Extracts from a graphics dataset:
====================

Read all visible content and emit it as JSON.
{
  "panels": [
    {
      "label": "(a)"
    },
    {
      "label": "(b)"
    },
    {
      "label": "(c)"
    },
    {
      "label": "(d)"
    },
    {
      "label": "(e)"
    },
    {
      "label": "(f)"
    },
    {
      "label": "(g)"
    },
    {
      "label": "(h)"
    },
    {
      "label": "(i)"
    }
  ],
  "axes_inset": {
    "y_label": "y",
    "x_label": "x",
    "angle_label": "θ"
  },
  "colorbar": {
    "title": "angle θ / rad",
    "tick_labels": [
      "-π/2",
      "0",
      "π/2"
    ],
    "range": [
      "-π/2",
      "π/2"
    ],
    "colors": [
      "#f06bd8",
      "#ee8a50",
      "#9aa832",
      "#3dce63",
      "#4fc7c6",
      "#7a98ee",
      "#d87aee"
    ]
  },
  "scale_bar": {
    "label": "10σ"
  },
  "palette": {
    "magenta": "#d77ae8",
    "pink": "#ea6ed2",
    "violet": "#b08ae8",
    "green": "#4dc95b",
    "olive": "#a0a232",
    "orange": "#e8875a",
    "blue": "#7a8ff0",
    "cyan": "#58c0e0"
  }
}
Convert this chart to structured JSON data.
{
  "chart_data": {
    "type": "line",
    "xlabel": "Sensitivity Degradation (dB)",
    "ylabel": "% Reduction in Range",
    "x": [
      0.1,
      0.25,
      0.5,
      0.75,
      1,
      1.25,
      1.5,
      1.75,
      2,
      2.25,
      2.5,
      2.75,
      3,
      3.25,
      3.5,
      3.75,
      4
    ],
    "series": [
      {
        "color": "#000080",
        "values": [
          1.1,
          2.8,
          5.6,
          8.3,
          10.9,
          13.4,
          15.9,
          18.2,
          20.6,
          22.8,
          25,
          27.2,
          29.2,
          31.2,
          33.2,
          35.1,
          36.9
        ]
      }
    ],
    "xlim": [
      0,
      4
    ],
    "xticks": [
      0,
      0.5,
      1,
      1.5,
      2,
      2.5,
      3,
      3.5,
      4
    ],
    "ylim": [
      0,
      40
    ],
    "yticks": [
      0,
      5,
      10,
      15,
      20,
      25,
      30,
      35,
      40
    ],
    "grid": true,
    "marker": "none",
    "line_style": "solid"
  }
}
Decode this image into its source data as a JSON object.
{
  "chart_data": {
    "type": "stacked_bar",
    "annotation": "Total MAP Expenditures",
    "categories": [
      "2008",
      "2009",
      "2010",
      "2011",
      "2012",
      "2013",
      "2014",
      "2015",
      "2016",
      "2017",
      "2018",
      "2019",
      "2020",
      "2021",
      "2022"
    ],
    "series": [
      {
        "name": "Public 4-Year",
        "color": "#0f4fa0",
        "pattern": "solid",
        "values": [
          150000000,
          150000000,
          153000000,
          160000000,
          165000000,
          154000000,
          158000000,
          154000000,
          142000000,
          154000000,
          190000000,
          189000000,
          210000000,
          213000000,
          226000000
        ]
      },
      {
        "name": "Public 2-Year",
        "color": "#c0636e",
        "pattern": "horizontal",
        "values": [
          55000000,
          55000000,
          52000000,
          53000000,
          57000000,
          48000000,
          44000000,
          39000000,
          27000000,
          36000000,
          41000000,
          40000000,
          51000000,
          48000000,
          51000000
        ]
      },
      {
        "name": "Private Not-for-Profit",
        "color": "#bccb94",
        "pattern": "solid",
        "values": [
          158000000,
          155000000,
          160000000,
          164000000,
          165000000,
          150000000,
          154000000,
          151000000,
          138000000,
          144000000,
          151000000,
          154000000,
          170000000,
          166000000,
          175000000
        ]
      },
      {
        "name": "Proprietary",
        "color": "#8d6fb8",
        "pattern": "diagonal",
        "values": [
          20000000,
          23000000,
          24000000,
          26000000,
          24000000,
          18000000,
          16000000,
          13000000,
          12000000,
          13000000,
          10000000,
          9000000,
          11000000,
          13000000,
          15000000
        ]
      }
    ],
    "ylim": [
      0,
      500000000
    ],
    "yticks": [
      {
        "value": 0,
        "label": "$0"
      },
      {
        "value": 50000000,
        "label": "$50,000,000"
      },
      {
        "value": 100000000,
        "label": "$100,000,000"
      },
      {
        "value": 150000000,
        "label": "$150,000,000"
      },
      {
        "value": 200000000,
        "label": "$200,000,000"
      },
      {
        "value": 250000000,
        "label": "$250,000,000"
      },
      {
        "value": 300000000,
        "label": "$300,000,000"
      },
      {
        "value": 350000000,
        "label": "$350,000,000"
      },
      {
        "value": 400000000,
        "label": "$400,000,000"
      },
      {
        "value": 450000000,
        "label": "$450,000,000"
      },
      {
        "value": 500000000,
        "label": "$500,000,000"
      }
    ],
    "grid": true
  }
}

====================

### EXERCISE
Extract every entry above as it appears.

### EXERCISE SOLUTION
Read all visible content and emit it as JSON.
{
  "panels": [
    {
      "label": "(a)"
    },
    {
      "label": "(b)"
    },
    {
      "label": "(c)"
    },
    {
      "label": "(d)"
    },
    {
      "label": "(e)"
    },
    {
      "label": "(f)"
    },
    {
      "label": "(g)"
    },
    {
      "label": "(h)"
    },
    {
      "label": "(i)"
    }
  ],
  "axes_inset": {
    "y_label": "y",
    "x_label": "x",
    "angle_label": "θ"
  },
  "colorbar": {
    "title": "angle θ / rad",
    "tick_labels": [
      "-π/2",
      "0",
      "π/2"
    ],
    "range": [
      "-π/2",
      "π/2"
    ],
    "colors": [
      "#f06bd8",
      "#ee8a50",
      "#9aa832",
      "#3dce63",
      "#4fc7c6",
      "#7a98ee",
      "#d87aee"
    ]
  },
  "scale_bar": {
    "label": "10σ"
  },
  "palette": {
    "magenta": "#d77ae8",
    "pink": "#ea6ed2",
    "violet": "#b08ae8",
    "green": "#4dc95b",
    "olive": "#a0a232",
    "orange": "#e8875a",
    "blue": "#7a8ff0",
    "cyan": "#58c0e0"
  }
}
Convert this chart to structured JSON data.
{
  "chart_data": {
    "type": "line",
    "xlabel": "Sensitivity Degradation (dB)",
    "ylabel": "% Reduction in Range",
    "x": [
      0.1,
      0.25,
      0.5,
      0.75,
      1,
      1.25,
      1.5,
      1.75,
      2,
      2.25,
      2.5,
      2.75,
      3,
      3.25,
      3.5,
      3.75,
      4
    ],
    "series": [
      {
        "color": "#000080",
        "values": [
          1.1,
          2.8,
          5.6,
          8.3,
          10.9,
          13.4,
          15.9,
          18.2,
          20.6,
          22.8,
          25,
          27.2,
          29.2,
          31.2,
          33.2,
          35.1,
          36.9
        ]
      }
    ],
    "xlim": [
      0,
      4
    ],
    "xticks": [
      0,
      0.5,
      1,
      1.5,
      2,
      2.5,
      3,
      3.5,
      4
    ],
    "ylim": [
      0,
      40
    ],
    "yticks": [
      0,
      5,
      10,
      15,
      20,
      25,
      30,
      35,
      40
    ],
    "grid": true,
    "marker": "none",
    "line_style": "solid"
  }
}
Decode this image into its source data as a JSON object.
{
  "chart_data": {
    "type": "stacked_bar",
    "annotation": "Total MAP Expenditures",
    "categories": [
      "2008",
      "2009",
      "2010",
      "2011",
      "2012",
      "2013",
      "2014",
      "2015",
      "2016",
      "2017",
      "2018",
      "2019",
      "2020",
      "2021",
      "2022"
    ],
    "series": [
      {
        "name": "Public 4-Year",
        "color": "#0f4fa0",
        "pattern": "solid",
        "values": [
          150000000,
          150000000,
          153000000,
          160000000,
          165000000,
          154000000,
          158000000,
          154000000,
          142000000,
          154000000,
          190000000,
          189000000,
          210000000,
          213000000,
          226000000
        ]
      },
      {
        "name": "Public 2-Year",
        "color": "#c0636e",
        "pattern": "horizontal",
        "values": [
          55000000,
          55000000,
          52000000,
          53000000,
          57000000,
          48000000,
          44000000,
          39000000,
          27000000,
          36000000,
          41000000,
          40000000,
          51000000,
          48000000,
          51000000
        ]
      },
      {
        "name": "Private Not-for-Profit",
        "color": "#bccb94",
        "pattern": "solid",
        "values": [
          158000000,
          155000000,
          160000000,
          164000000,
          165000000,
          150000000,
          154000000,
          151000000,
          138000000,
          144000000,
          151000000,
          154000000,
          170000000,
          166000000,
          175000000
        ]
      },
      {
        "name": "Proprietary",
        "color": "#8d6fb8",
        "pattern": "diagonal",
        "values": [
          20000000,
          23000000,
          24000000,
          26000000,
          24000000,
          18000000,
          16000000,
          13000000,
          12000000,
          13000000,
          10000000,
          9000000,
          11000000,
          13000000,
          15000000
        ]
      }
    ],
    "ylim": [
      0,
      500000000
    ],
    "yticks": [
      {
        "value": 0,
        "label": "$0"
      },
      {
        "value": 50000000,
        "label": "$50,000,000"
      },
      {
        "value": 100000000,
        "label": "$100,000,000"
      },
      {
        "value": 150000000,
        "label": "$150,000,000"
      },
      {
        "value": 200000000,
        "label": "$200,000,000"
      },
      {
        "value": 250000000,
        "label": "$250,000,000"
      },
      {
        "value": 300000000,
        "label": "$300,000,000"
      },
      {
        "value": 350000000,
        "label": "$350,000,000"
      },
      {
        "value": 400000000,
        "label": "$400,000,000"
      },
      {
        "value": 450000000,
        "label": "$450,000,000"
      },
      {
        "value": 500000000,
        "label": "$500,000,000"
      }
    ],
    "grid": true
  }
}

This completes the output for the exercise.